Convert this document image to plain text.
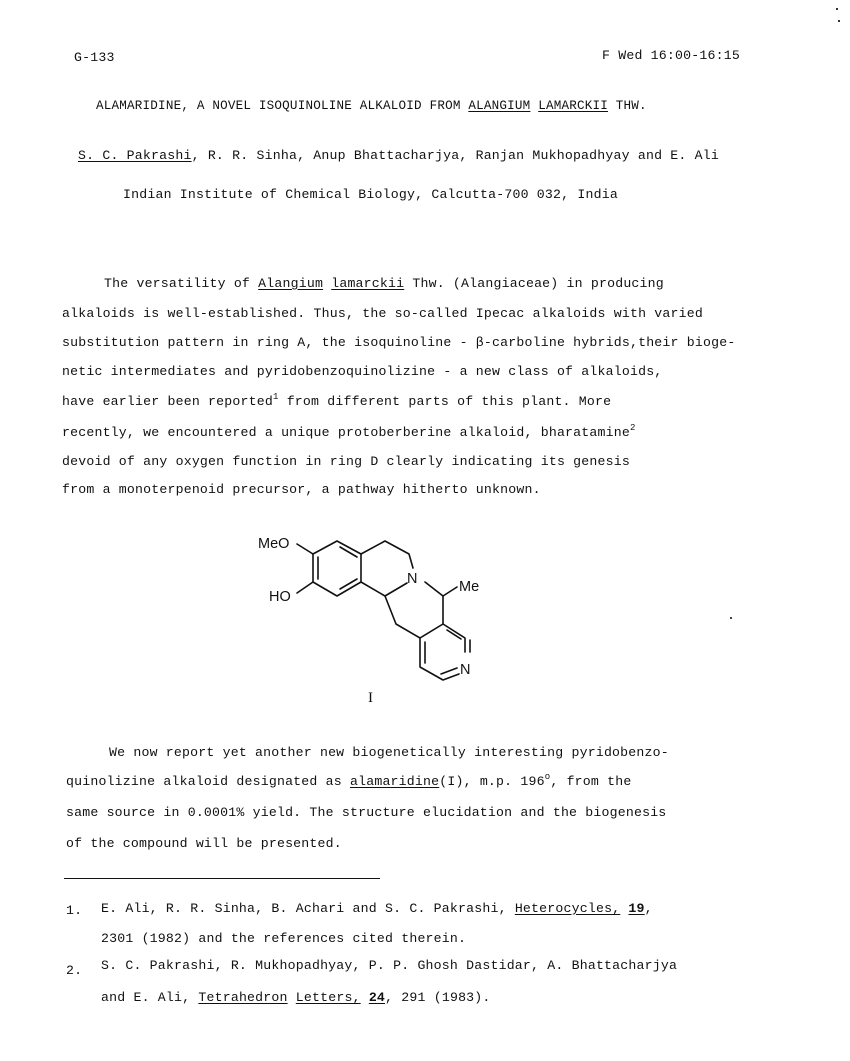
G-133	F Wed 16:00-16:15
ALAMARIDINE, A NOVEL ISOQUINOLINE ALKALOID FROM ALANGIUM LAMARCKII THW.
S. C. Pakrashi, R. R. Sinha, Anup Bhattacharjya, Ranjan Mukhopadhyay and E. Ali
Indian Institute of Chemical Biology, Calcutta-700 032, India
The versatility of Alangium lamarckii Thw. (Alangiaceae) in producing
alkaloids is well-established. Thus, the so-called Ipecac alkaloids with varied
substitution pattern in ring A, the isoquinoline - β-carboline hybrids,their bioge-
netic intermediates and pyridobenzoquinolizine - a new class of alkaloids,
have earlier been reported$^1$ from different parts of this plant. More
recently, we encountered a unique protoberberine alkaloid, bharatamine$^2$
devoid of any oxygen function in ring D clearly indicating its genesis
from a monoterpenoid precursor, a pathway hitherto unknown.
MeO
HO
N	Me
N
I
We now report yet another new biogenetically interesting pyridobenzo-
quinolizine alkaloid designated as alamaridine(I), m.p. 196$^o$, from the
same source in 0.0001% yield. The structure elucidation and the biogenesis
of the compound will be presented.
1. E. Ali, R. R. Sinha, B. Achari and S. C. Pakrashi, Heterocycles, 19,
2301 (1982) and the references cited therein.
2. S. C. Pakrashi, R. Mukhopadhyay, P. P. Ghosh Dastidar, A. Bhattacharjya
and E. Ali, Tetrahedron Letters, 24, 291 (1983).
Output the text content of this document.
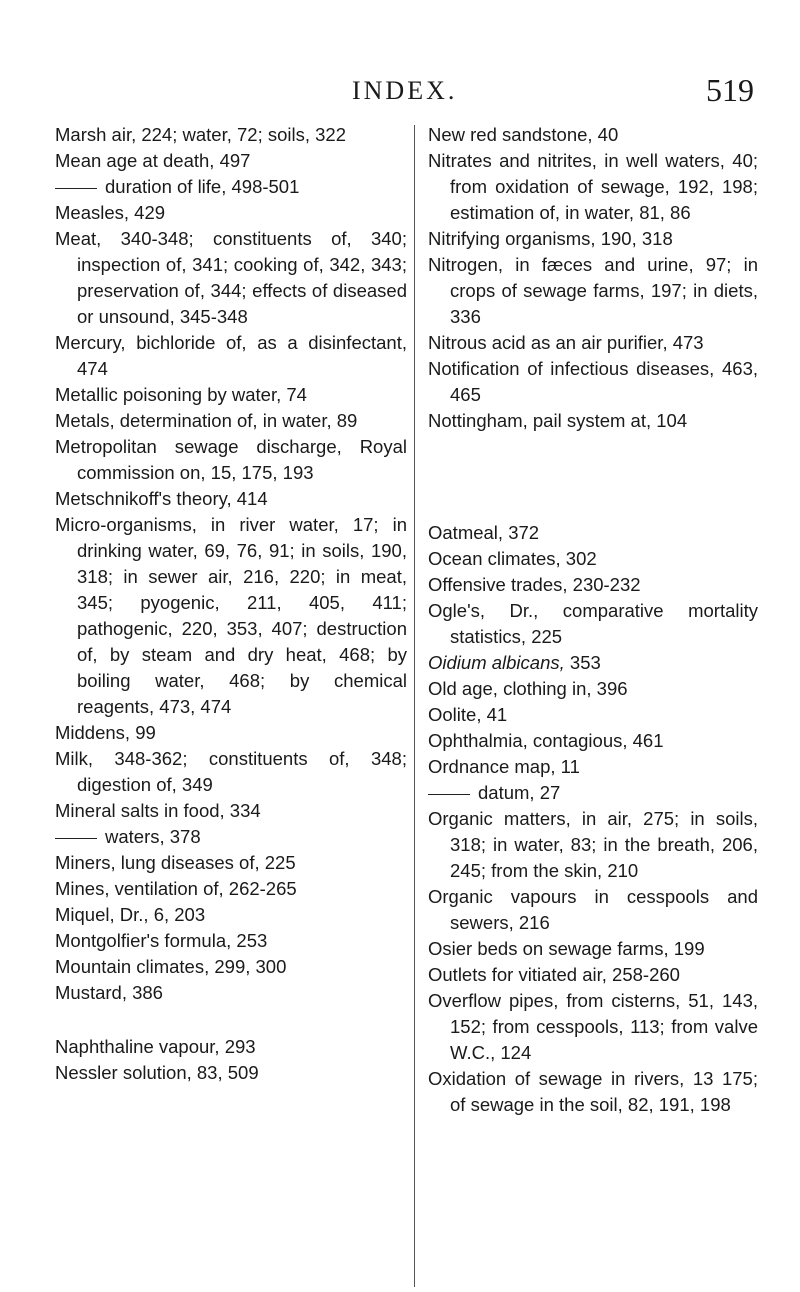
INDEX.	519
Marsh air, 224; water, 72; soils, 322
Mean age at death, 497
duration of life, 498-501
Measles, 429
Meat, 340-348; constituents of, 340; inspection of, 341; cooking of, 342, 343; preservation of, 344; effects of diseased or unsound, 345-348
Mercury, bichloride of, as a disinfectant, 474
Metallic poisoning by water, 74
Metals, determination of, in water, 89
Metropolitan sewage discharge, Royal commission on, 15, 175, 193
Metschnikoff's theory, 414
Micro-organisms, in river water, 17; in drinking water, 69, 76, 91; in soils, 190, 318; in sewer air, 216, 220; in meat, 345; pyogenic, 211, 405, 411; pathogenic, 220, 353, 407; destruction of, by steam and dry heat, 468; by boiling water, 468; by chemical reagents, 473, 474
Middens, 99
Milk, 348-362; constituents of, 348; digestion of, 349
Mineral salts in food, 334
waters, 378
Miners, lung diseases of, 225
Mines, ventilation of, 262-265
Miquel, Dr., 6, 203
Montgolfier's formula, 253
Mountain climates, 299, 300
Mustard, 386
Naphthaline vapour, 293
Nessler solution, 83, 509
New red sandstone, 40
Nitrates and nitrites, in well waters, 40; from oxidation of sewage, 192, 198; estimation of, in water, 81, 86
Nitrifying organisms, 190, 318
Nitrogen, in fæces and urine, 97; in crops of sewage farms, 197; in diets, 336
Nitrous acid as an air purifier, 473
Notification of infectious diseases, 463, 465
Nottingham, pail system at, 104
Oatmeal, 372
Ocean climates, 302
Offensive trades, 230-232
Ogle's, Dr., comparative mortality statistics, 225
Oidium albicans, 353
Old age, clothing in, 396
Oolite, 41
Ophthalmia, contagious, 461
Ordnance map, 11
datum, 27
Organic matters, in air, 275; in soils, 318; in water, 83; in the breath, 206, 245; from the skin, 210
Organic vapours in cesspools and sewers, 216
Osier beds on sewage farms, 199
Outlets for vitiated air, 258-260
Overflow pipes, from cisterns, 51, 143, 152; from cesspools, 113; from valve W.C., 124
Oxidation of sewage in rivers, 13 175; of sewage in the soil, 82, 191, 198
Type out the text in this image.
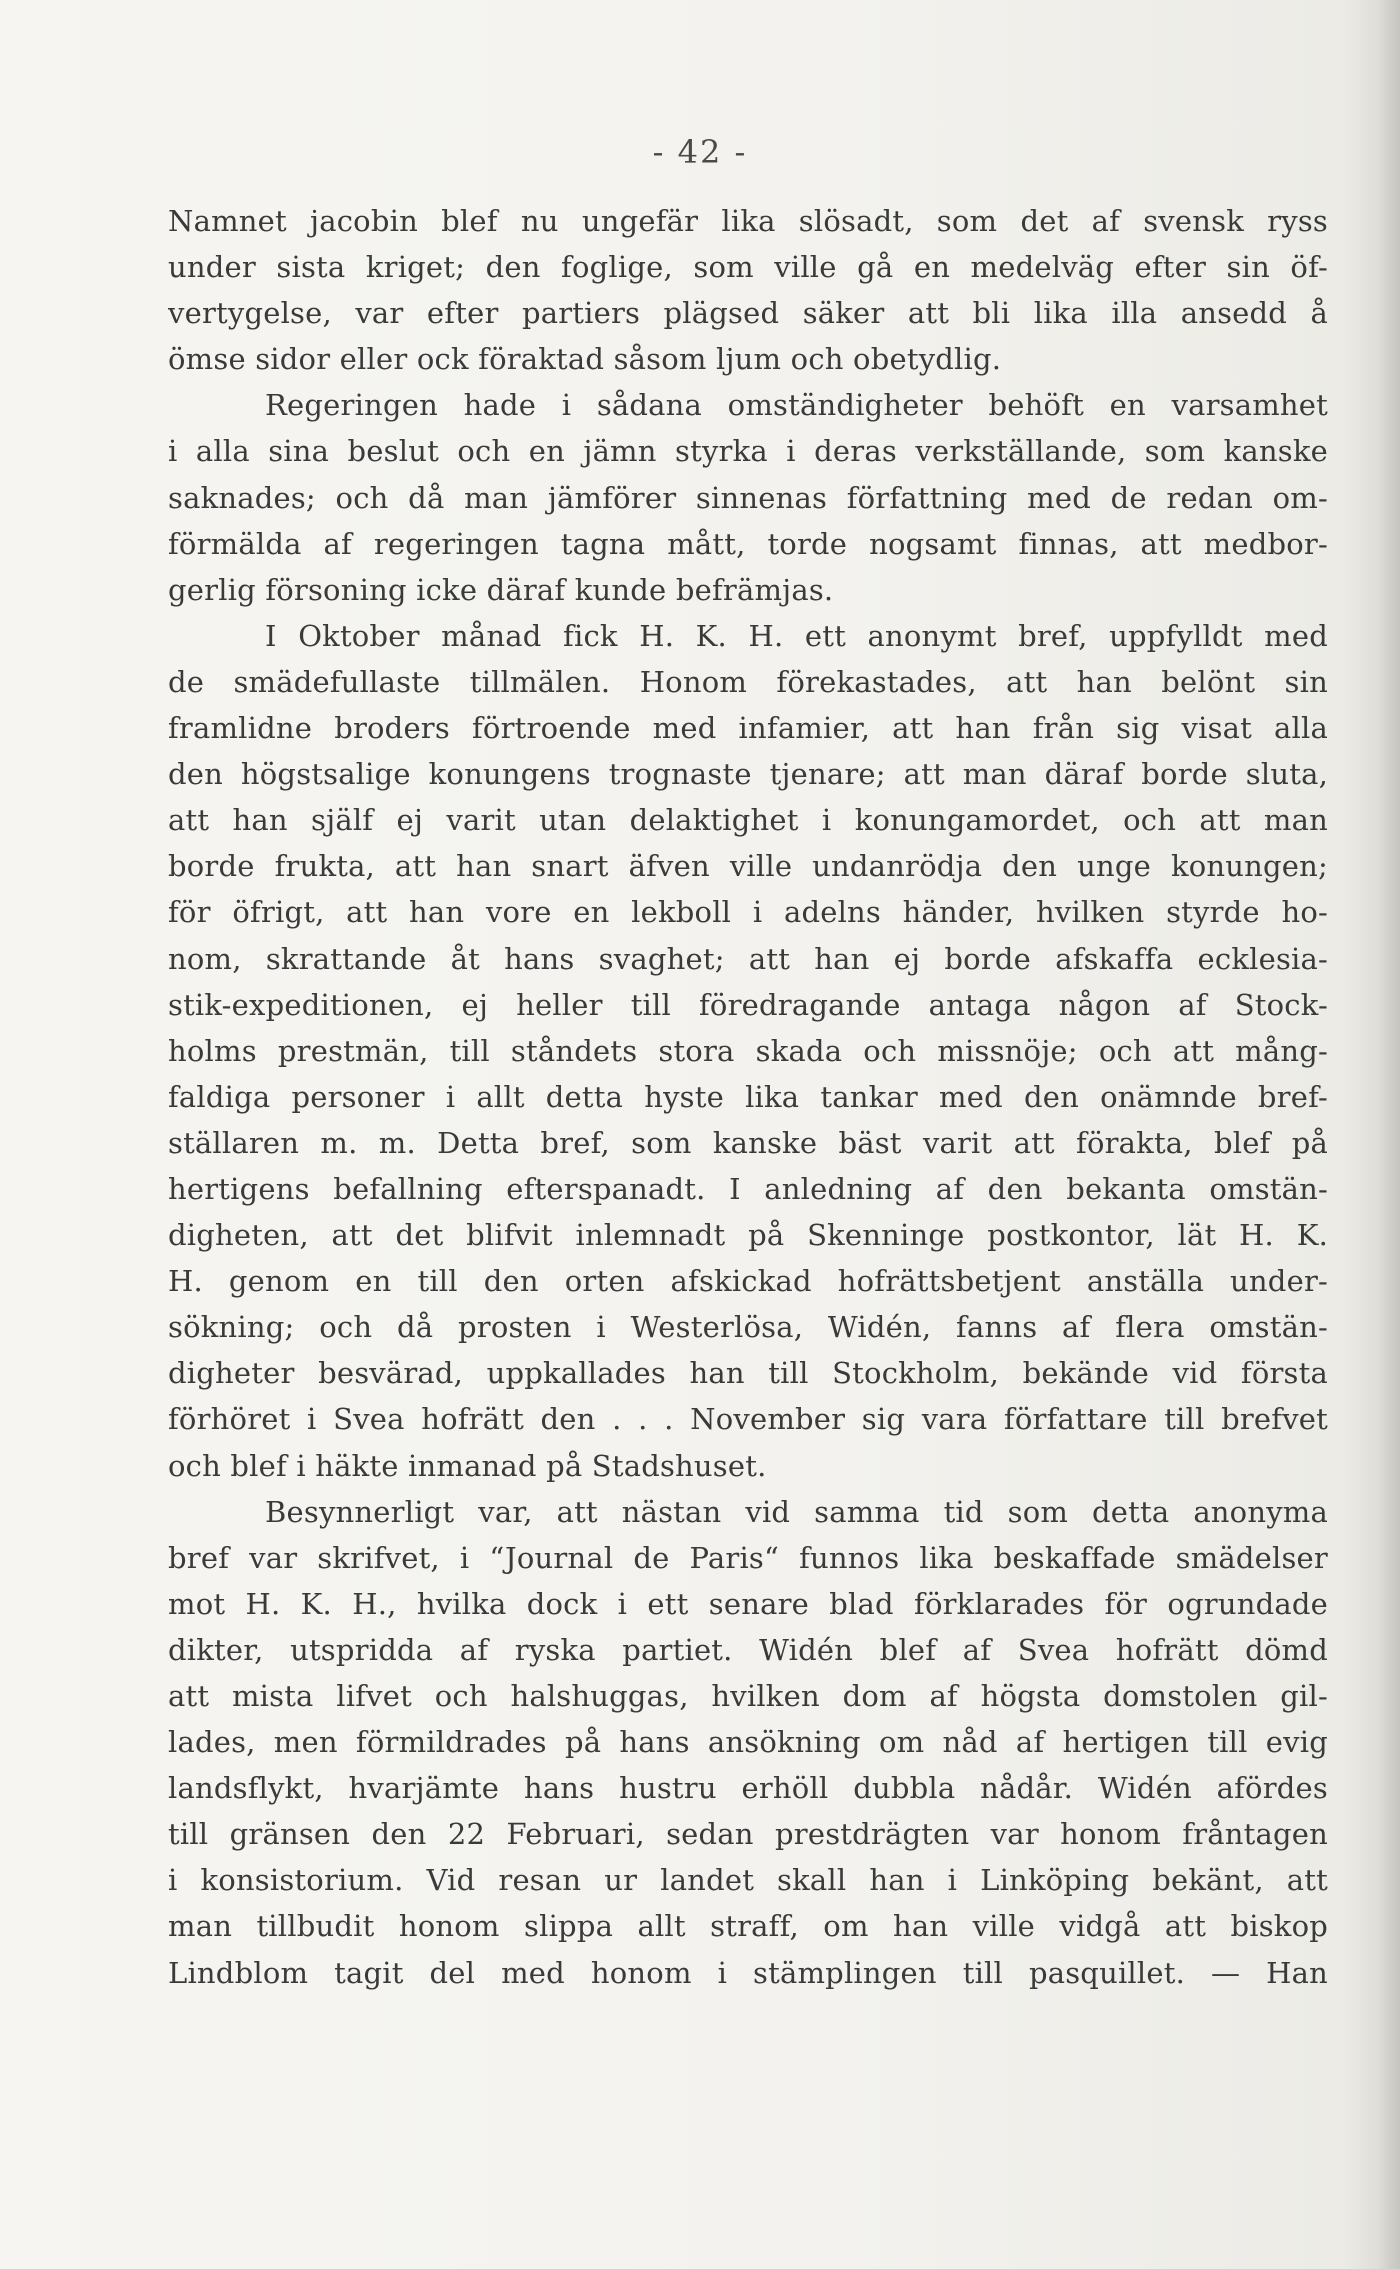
- 42 -
Namnet jacobin blef nu ungefär lika slösadt, som det af svensk ryss
under sista kriget; den foglige, som ville gå en medelväg efter sin öf-
vertygelse, var efter partiers plägsed säker att bli lika illa ansedd å
ömse sidor eller ock föraktad såsom ljum och obetydlig.
Regeringen hade i sådana omständigheter behöft en varsamhet
i alla sina beslut och en jämn styrka i deras verkställande, som kanske
saknades; och då man jämförer sinnenas författning med de redan om-
förmälda af regeringen tagna mått, torde nogsamt finnas, att medbor-
gerlig försoning icke däraf kunde befrämjas.
I Oktober månad fick H. K. H. ett anonymt bref, uppfylldt med
de smädefullaste tillmälen. Honom förekastades, att han belönt sin
framlidne broders förtroende med infamier, att han från sig visat alla
den högstsalige konungens trognaste tjenare; att man däraf borde sluta,
att han själf ej varit utan delaktighet i konungamordet, och att man
borde frukta, att han snart äfven ville undanrödja den unge konungen;
för öfrigt, att han vore en lekboll i adelns händer, hvilken styrde ho-
nom, skrattande åt hans svaghet; att han ej borde afskaffa ecklesia-
stik-expeditionen, ej heller till föredragande antaga någon af Stock-
holms prestmän, till ståndets stora skada och missnöje; och att mång-
faldiga personer i allt detta hyste lika tankar med den onämnde bref-
ställaren m. m. Detta bref, som kanske bäst varit att förakta, blef på
hertigens befallning efterspanadt. I anledning af den bekanta omstän-
digheten, att det blifvit inlemnadt på Skenninge postkontor, lät H. K.
H. genom en till den orten afskickad hofrättsbetjent anställa under-
sökning; och då prosten i Westerlösa, Widén, fanns af flera omstän-
digheter besvärad, uppkallades han till Stockholm, bekände vid första
förhöret i Svea hofrätt den . . . November sig vara författare till brefvet
och blef i häkte inmanad på Stadshuset.
Besynnerligt var, att nästan vid samma tid som detta anonyma
bref var skrifvet, i “Journal de Paris“ funnos lika beskaffade smädelser
mot H. K. H., hvilka dock i ett senare blad förklarades för ogrundade
dikter, utspridda af ryska partiet. Widén blef af Svea hofrätt dömd
att mista lifvet och halshuggas, hvilken dom af högsta domstolen gil-
lades, men förmildrades på hans ansökning om nåd af hertigen till evig
landsflykt, hvarjämte hans hustru erhöll dubbla nådår. Widén afördes
till gränsen den 22 Februari, sedan prestdrägten var honom fråntagen
i konsistorium. Vid resan ur landet skall han i Linköping bekänt, att
man tillbudit honom slippa allt straff, om han ville vidgå att biskop
Lindblom tagit del med honom i stämplingen till pasquillet. — Han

• • • • • • •

§ **PROBLEM TO WORK ON**
Your answer must be every record above, word for word, with no pictures.

§ **RESULT FOR THIS EXERCISE**
Convert this document image to plain text.
G-133	F Wed 16:00-16:15
ALAMARIDINE, A NOVEL ISOQUINOLINE ALKALOID FROM ALANGIUM LAMARCKII THW.
S. C. Pakrashi, R. R. Sinha, Anup Bhattacharjya, Ranjan Mukhopadhyay and E. Ali
Indian Institute of Chemical Biology, Calcutta-700 032, India
The versatility of Alangium lamarckii Thw. (Alangiaceae) in producing
alkaloids is well-established. Thus, the so-called Ipecac alkaloids with varied
substitution pattern in ring A, the isoquinoline - β-carboline hybrids,their bioge-
netic intermediates and pyridobenzoquinolizine - a new class of alkaloids,
have earlier been reported$^1$ from different parts of this plant. More
recently, we encountered a unique protoberberine alkaloid, bharatamine$^2$
devoid of any oxygen function in ring D clearly indicating its genesis
from a monoterpenoid precursor, a pathway hitherto unknown.
MeO
HO
N	Me
N
I
We now report yet another new biogenetically interesting pyridobenzo-
quinolizine alkaloid designated as alamaridine(I), m.p. 196$^o$, from the
same source in 0.0001% yield. The structure elucidation and the biogenesis
of the compound will be presented.
1. E. Ali, R. R. Sinha, B. Achari and S. C. Pakrashi, Heterocycles, 19,
2301 (1982) and the references cited therein.
2. S. C. Pakrashi, R. Mukhopadhyay, P. P. Ghosh Dastidar, A. Bhattacharjya
and E. Ali, Tetrahedron Letters, 24, 291 (1983).
Output the text content of this document.
INDEX.	519
Marsh air, 224; water, 72; soils, 322
Mean age at death, 497
duration of life, 498-501
Measles, 429
Meat, 340-348; constituents of, 340; inspection of, 341; cooking of, 342, 343; preservation of, 344; effects of diseased or unsound, 345-348
Mercury, bichloride of, as a disinfectant, 474
Metallic poisoning by water, 74
Metals, determination of, in water, 89
Metropolitan sewage discharge, Royal commission on, 15, 175, 193
Metschnikoff's theory, 414
Micro-organisms, in river water, 17; in drinking water, 69, 76, 91; in soils, 190, 318; in sewer air, 216, 220; in meat, 345; pyogenic, 211, 405, 411; pathogenic, 220, 353, 407; destruction of, by steam and dry heat, 468; by boiling water, 468; by chemical reagents, 473, 474
Middens, 99
Milk, 348-362; constituents of, 348; digestion of, 349
Mineral salts in food, 334
waters, 378
Miners, lung diseases of, 225
Mines, ventilation of, 262-265
Miquel, Dr., 6, 203
Montgolfier's formula, 253
Mountain climates, 299, 300
Mustard, 386
Naphthaline vapour, 293
Nessler solution, 83, 509
New red sandstone, 40
Nitrates and nitrites, in well waters, 40; from oxidation of sewage, 192, 198; estimation of, in water, 81, 86
Nitrifying organisms, 190, 318
Nitrogen, in fæces and urine, 97; in crops of sewage farms, 197; in diets, 336
Nitrous acid as an air purifier, 473
Notification of infectious diseases, 463, 465
Nottingham, pail system at, 104
Oatmeal, 372
Ocean climates, 302
Offensive trades, 230-232
Ogle's, Dr., comparative mortality statistics, 225
Oidium albicans, 353
Old age, clothing in, 396
Oolite, 41
Ophthalmia, contagious, 461
Ordnance map, 11
datum, 27
Organic matters, in air, 275; in soils, 318; in water, 83; in the breath, 206, 245; from the skin, 210
Organic vapours in cesspools and sewers, 216
Osier beds on sewage farms, 199
Outlets for vitiated air, 258-260
Overflow pipes, from cisterns, 51, 143, 152; from cesspools, 113; from valve W.C., 124
Oxidation of sewage in rivers, 13 175; of sewage in the soil, 82, 191, 198
Type out the text in this image.
- 42 -
Namnet jacobin blef nu ungefär lika slösadt, som det af svensk ryss
under sista kriget; den foglige, som ville gå en medelväg efter sin öf-
vertygelse, var efter partiers plägsed säker att bli lika illa ansedd å
ömse sidor eller ock föraktad såsom ljum och obetydlig.
Regeringen hade i sådana omständigheter behöft en varsamhet
i alla sina beslut och en jämn styrka i deras verkställande, som kanske
saknades; och då man jämförer sinnenas författning med de redan om-
förmälda af regeringen tagna mått, torde nogsamt finnas, att medbor-
gerlig försoning icke däraf kunde befrämjas.
I Oktober månad fick H. K. H. ett anonymt bref, uppfylldt med
de smädefullaste tillmälen. Honom förekastades, att han belönt sin
framlidne broders förtroende med infamier, att han från sig visat alla
den högstsalige konungens trognaste tjenare; att man däraf borde sluta,
att han själf ej varit utan delaktighet i konungamordet, och att man
borde frukta, att han snart äfven ville undanrödja den unge konungen;
för öfrigt, att han vore en lekboll i adelns händer, hvilken styrde ho-
nom, skrattande åt hans svaghet; att han ej borde afskaffa ecklesia-
stik-expeditionen, ej heller till föredragande antaga någon af Stock-
holms prestmän, till ståndets stora skada och missnöje; och att mång-
faldiga personer i allt detta hyste lika tankar med den onämnde bref-
ställaren m. m. Detta bref, som kanske bäst varit att förakta, blef på
hertigens befallning efterspanadt. I anledning af den bekanta omstän-
digheten, att det blifvit inlemnadt på Skenninge postkontor, lät H. K.
H. genom en till den orten afskickad hofrättsbetjent anställa under-
sökning; och då prosten i Westerlösa, Widén, fanns af flera omstän-
digheter besvärad, uppkallades han till Stockholm, bekände vid första
förhöret i Svea hofrätt den . . . November sig vara författare till brefvet
och blef i häkte inmanad på Stadshuset.
Besynnerligt var, att nästan vid samma tid som detta anonyma
bref var skrifvet, i “Journal de Paris“ funnos lika beskaffade smädelser
mot H. K. H., hvilka dock i ett senare blad förklarades för ogrundade
dikter, utspridda af ryska partiet. Widén blef af Svea hofrätt dömd
att mista lifvet och halshuggas, hvilken dom af högsta domstolen gil-
lades, men förmildrades på hans ansökning om nåd af hertigen till evig
landsflykt, hvarjämte hans hustru erhöll dubbla nådår. Widén afördes
till gränsen den 22 Februari, sedan prestdrägten var honom fråntagen
i konsistorium. Vid resan ur landet skall han i Linköping bekänt, att
man tillbudit honom slippa allt straff, om han ville vidgå att biskop
Lindblom tagit del med honom i stämplingen till pasquillet. — Han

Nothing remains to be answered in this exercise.